======== Reading passage ========

The pharmacokinetics of para-aminosalicylic acid and its relationship to efficacy and intolerance

Following its introduction as an antituberculosis agent close to 75 years ago, the use of para-aminosalicylic acid (PAS) has been limited by gastrointestinal intolerance and multiple formulations were produced in attempts to reduce its occurrence. More recently, an enteric-coated, granular, slow-release PAS formulation (PASER) was introduced and is now in wide-spread use for the treatment of drug-resistant tuberculosis. The current PASER dosing regimen is based on recommendations derived from older studies using a variety of different PAS formulations and relegate PAS to a role as an exclusively bacteriostatic agent. However, there is ample evidence that if sufficiently high serum concentrations are reached, PAS can be bactericidal and that intolerance following once daily dosing, that aids the achievement of such concentrations, is no worse than that following intermittent daily dosing. In particular, prevention of resistance to companion drugs appears to be dependent on the size of the single dose, and hence the peak concentrations, and not on maintaining serum levels consistently above minimum inhibitory concentration. We present a narrative review of the development of PAS formulations, dosing practices, and published data regarding pharmacokinetics and pharmacodynamics and the relationship of PAS dosage to intolerance and efficacy. Our conclusions suggests that we are at present not using PAS to its maximum ability to contribute to regimen efficacy and protect companion drugs.

Probability of mycobactericidal activity of para-aminosalicylic acid with novel dosing regimens

PURPOSE

Para-aminosalicylic acid (PAS) is currently one of the add-on group C medicines recommended by the World Health Organization for multidrug-resistant tuberculosis treatment. At the recommended doses (8-12 g per day in two to three divided doses) of the widely available slow-release PAS formulation, studies suggest PAS exposures are lower than those reached with older PAS salt formulations and do not generate bactericidal activity. Understanding the PASER dose-exposure-response relationship is crucial for dose optimization. The objective of our study was to establish a representative population pharmacokinetics model for PASER and evaluate the probability of bactericidal and bacteriostatic target attainment with different dosing regimens.

======== Record extracts ========

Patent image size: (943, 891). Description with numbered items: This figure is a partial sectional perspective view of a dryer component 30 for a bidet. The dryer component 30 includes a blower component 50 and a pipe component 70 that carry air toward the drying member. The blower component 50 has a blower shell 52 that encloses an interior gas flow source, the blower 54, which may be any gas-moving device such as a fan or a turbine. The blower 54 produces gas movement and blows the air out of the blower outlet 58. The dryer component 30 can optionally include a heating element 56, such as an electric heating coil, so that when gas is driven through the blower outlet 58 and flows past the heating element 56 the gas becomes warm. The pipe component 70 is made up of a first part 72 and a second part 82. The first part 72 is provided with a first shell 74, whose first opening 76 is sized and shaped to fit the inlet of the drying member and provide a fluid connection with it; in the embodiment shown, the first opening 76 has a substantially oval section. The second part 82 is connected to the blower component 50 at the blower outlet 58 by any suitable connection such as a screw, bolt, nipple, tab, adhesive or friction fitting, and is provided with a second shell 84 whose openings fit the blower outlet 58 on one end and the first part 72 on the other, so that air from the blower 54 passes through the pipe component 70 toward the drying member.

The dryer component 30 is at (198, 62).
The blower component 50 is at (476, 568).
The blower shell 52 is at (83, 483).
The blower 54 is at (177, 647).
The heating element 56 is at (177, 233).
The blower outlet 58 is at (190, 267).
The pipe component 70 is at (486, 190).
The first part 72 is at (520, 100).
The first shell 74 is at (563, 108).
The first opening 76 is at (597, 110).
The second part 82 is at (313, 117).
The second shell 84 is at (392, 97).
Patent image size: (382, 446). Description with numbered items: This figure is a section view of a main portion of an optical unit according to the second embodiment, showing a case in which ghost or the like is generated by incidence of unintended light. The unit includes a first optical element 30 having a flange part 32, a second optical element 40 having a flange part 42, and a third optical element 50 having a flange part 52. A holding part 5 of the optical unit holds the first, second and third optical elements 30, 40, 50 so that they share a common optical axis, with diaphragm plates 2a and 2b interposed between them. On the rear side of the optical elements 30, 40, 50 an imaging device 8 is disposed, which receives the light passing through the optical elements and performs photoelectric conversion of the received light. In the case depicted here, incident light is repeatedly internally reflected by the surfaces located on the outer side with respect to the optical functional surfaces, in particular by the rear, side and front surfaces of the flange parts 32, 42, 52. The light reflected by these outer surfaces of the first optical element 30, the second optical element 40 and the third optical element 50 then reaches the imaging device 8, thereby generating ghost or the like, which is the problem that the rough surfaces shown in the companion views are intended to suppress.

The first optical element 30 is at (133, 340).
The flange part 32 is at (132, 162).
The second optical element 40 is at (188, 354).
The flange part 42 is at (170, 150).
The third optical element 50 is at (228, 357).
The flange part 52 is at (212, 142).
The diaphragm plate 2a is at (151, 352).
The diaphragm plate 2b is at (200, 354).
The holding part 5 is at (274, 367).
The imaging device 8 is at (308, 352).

========

## [Task A]
Copy out the part of the text on para-aminosalicylic acid from "Probability of mycobactericidal" to "different dosing regimens.".
## [Task B]
In the text on para-aminosalicylic acid, what is the name of the enteric-coated, granular, slow-release PAS formulation that is now in widespread use?
## [Task C]
Write what comes next in the text on para-aminosalicylic acid, starting after its last sentence.

## [Written reply A]
Probability of mycobactericidal activity of para-aminosalicylic acid with novel dosing regimens

PURPOSE

Para-aminosalicylic acid (PAS) is currently one of the add-on group C medicines recommended by the World Health Organization for multidrug-resistant tuberculosis treatment. At the recommended doses (8-12 g per day in two to three divided doses) of the widely available slow-release PAS formulation, studies suggest PAS exposures are lower than those reached with older PAS salt formulations and do not generate bactericidal activity. Understanding the PASER dose-exposure-response relationship is crucial for dose optimization. The objective of our study was to establish a representative population pharmacokinetics model for PASER and evaluate the probability of bactericidal and bacteriostatic target attainment with different dosing regimens.

## [Written reply B]
PASER

## [Written reply C]
METHODS

To this end, we validated and optimized a previously published population pharmacokinetic model on an extended dataset. The probability of target attainment was evaluated for once-daily doses of 12 g, 14 g, 16 g and 20 g PASER.

RESULTS

The final optimized model included the addition of variability in bioavailability and allometric scaling with body weight on disposition parameters. Peak PAS concentrations over minimum inhibitory concentration of 100, which is required for bactericidal activity are achieved in 53%, 65%, 72% and 84% of patients administered 12, 14, 16 and 20 g once-daily PASER, respectively, when MIC is 1 mg/L. For the typical individual, the exposure remained above 1 mg/L for ≥ 98% of the dosing interval in all the evaluated PASER regimens.

CONCLUSION

The pharmacokinetic/pharmacodynamic parameters linked to bactericidal activity should be determined for 14 g, 16 g and 20 g once-daily doses of PASER.